■ Supplied text ■
++++

RAID 6(Striping with double parity)
RAID 6 is similar to RAID 5 with an added advantage of double distributed parity, which provides fault tolerance up to two failed drives.
Advantages
-
Read data transactions are fast.
-
This provides a fault tolerance up to 2 failed drives.
-
RAID 6 is more resilient than RAID 5.
Disadvantages
-
Write data transactions are slow due to double parity.
-
Rebuilding the RAID array takes a longer time because of complex structure.
Use cases
Office automation, online customer service, and applications that require very high availability.
RAID 10(RAID 1+0 : Mirroring and Striping)
RAID 10 is a combination of RAID 0 and RAID 1. It means that both mirroring and striping in one single RAID array.
Advantages
-
Rebuilding the RAID array is fast.
-
Read and write operations performance are good.
Disadvantages
-
Just like RAID 1, only half the drive capacity is available.
-
It can be expensive to implement RAID 10.
Use cases
Transactional databases with sensitive information that require high performance and high data security.
Commands to monitor RAID
The command cat /proc/mdstat
will give the status of a software RAID. Let us examine the output of the command:
Personalities : [raid1]
md0 : active raid1 sdb1[2] sda1[0]
10476544 blocks super 1.1 [2/2] [UU]
bitmap: 0/1 pages [0KB], 65536KB chunk
md1 : active raid1 sdb2[2] sda2[0]
10476544 blocks super 1.1 [2/2] [UU]
bitmap: 1/1 pages [4KB], 65536KB chunk
md2 : active raid1 sdb3[2]
41909248 blocks super 1.1 [2/1] [_U]
bitmap: 1/1 pages [4KB], 65536KB chunk
The “personalities” gives us the raid level that the raid is configured. In the above example, the raid is configured with RAID 1. md0 : active raid1 sdb1[2] sda1[0]
tells us that there is an active raid of RAID 1 between sdb1(which is device 2) and sda1(which is device 0).An inactive array generally means that one of the disks are faulty. Md2 in the above example shows that we have 41909248 blocks super 1.1 [2/1] [_U]
, this means that one disk is down in this particular raid.
The command mdadm --detail /dev/<raid-array>
gives detailed information about that particular array.

++++

■ Stored data ■
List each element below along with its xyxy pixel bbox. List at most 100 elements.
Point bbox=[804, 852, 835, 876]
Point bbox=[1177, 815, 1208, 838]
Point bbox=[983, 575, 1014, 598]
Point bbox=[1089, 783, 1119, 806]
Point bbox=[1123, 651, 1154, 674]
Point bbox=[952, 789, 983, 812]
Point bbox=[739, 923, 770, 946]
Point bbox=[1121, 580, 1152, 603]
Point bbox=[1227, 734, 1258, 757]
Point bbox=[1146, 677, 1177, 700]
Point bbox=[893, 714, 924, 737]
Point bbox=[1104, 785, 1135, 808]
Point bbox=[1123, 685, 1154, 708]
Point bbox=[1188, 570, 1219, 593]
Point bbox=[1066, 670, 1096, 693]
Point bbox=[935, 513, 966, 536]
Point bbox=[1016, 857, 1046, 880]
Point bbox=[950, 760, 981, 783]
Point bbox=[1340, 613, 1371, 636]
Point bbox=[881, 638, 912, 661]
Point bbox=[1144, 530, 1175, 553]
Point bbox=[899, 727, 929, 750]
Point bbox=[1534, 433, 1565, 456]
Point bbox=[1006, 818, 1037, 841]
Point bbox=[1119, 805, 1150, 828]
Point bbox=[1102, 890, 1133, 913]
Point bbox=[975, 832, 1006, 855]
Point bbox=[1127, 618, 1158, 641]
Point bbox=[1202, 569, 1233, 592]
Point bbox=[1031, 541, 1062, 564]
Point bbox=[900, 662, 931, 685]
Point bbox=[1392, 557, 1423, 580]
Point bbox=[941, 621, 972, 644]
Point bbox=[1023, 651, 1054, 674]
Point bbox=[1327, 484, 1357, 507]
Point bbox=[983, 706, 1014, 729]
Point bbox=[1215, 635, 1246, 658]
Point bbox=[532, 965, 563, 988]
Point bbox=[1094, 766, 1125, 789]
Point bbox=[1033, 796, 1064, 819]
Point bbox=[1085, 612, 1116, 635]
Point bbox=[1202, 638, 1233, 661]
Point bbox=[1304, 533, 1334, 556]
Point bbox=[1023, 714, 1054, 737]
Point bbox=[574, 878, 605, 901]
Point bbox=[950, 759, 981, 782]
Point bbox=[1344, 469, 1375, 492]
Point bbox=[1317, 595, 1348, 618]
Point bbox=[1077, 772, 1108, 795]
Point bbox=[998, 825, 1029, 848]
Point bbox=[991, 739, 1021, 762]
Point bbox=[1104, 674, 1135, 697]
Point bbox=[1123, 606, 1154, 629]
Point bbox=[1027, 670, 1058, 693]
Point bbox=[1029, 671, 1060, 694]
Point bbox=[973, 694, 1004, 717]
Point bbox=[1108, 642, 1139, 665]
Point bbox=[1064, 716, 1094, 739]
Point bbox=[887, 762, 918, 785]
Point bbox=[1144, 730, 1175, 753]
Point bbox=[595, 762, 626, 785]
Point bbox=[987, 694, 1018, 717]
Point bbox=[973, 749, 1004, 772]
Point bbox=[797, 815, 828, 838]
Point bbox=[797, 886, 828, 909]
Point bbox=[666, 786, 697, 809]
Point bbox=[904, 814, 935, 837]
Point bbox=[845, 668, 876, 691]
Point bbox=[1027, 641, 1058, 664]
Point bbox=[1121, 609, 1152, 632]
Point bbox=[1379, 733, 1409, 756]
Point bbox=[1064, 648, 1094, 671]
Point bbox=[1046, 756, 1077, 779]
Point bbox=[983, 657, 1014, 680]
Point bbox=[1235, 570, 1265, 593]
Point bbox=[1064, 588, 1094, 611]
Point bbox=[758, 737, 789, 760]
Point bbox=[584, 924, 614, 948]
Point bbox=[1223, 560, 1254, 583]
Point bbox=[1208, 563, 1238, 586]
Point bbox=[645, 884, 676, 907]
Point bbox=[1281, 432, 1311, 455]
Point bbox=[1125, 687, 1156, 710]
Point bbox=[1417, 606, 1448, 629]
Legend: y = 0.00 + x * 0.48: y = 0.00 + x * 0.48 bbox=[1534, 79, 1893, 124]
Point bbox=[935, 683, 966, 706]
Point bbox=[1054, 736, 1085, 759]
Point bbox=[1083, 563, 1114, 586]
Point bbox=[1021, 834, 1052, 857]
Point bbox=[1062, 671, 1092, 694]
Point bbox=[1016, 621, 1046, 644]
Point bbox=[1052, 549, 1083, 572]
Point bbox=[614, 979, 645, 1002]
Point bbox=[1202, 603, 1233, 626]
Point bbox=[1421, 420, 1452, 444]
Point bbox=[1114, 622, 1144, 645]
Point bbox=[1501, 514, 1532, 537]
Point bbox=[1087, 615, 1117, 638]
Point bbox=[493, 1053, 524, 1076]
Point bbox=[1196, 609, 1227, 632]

++++

■ Given request ■
Can you copy the RAID text word for word, starting at the words "RAID 6(Striping with" and ending after "of complex structure."? The entries are separate material, unrelated to the RAID text.

■ Finished exercise ■
RAID 6(Striping with double parity)
RAID 6 is similar to RAID 5 with an added advantage of double distributed parity, which provides fault tolerance up to two failed drives.
Advantages
-
Read data transactions are fast.
-
This provides a fault tolerance up to 2 failed drives.
-
RAID 6 is more resilient than RAID 5.
Disadvantages
-
Write data transactions are slow due to double parity.
-
Rebuilding the RAID array takes a longer time because of complex structure.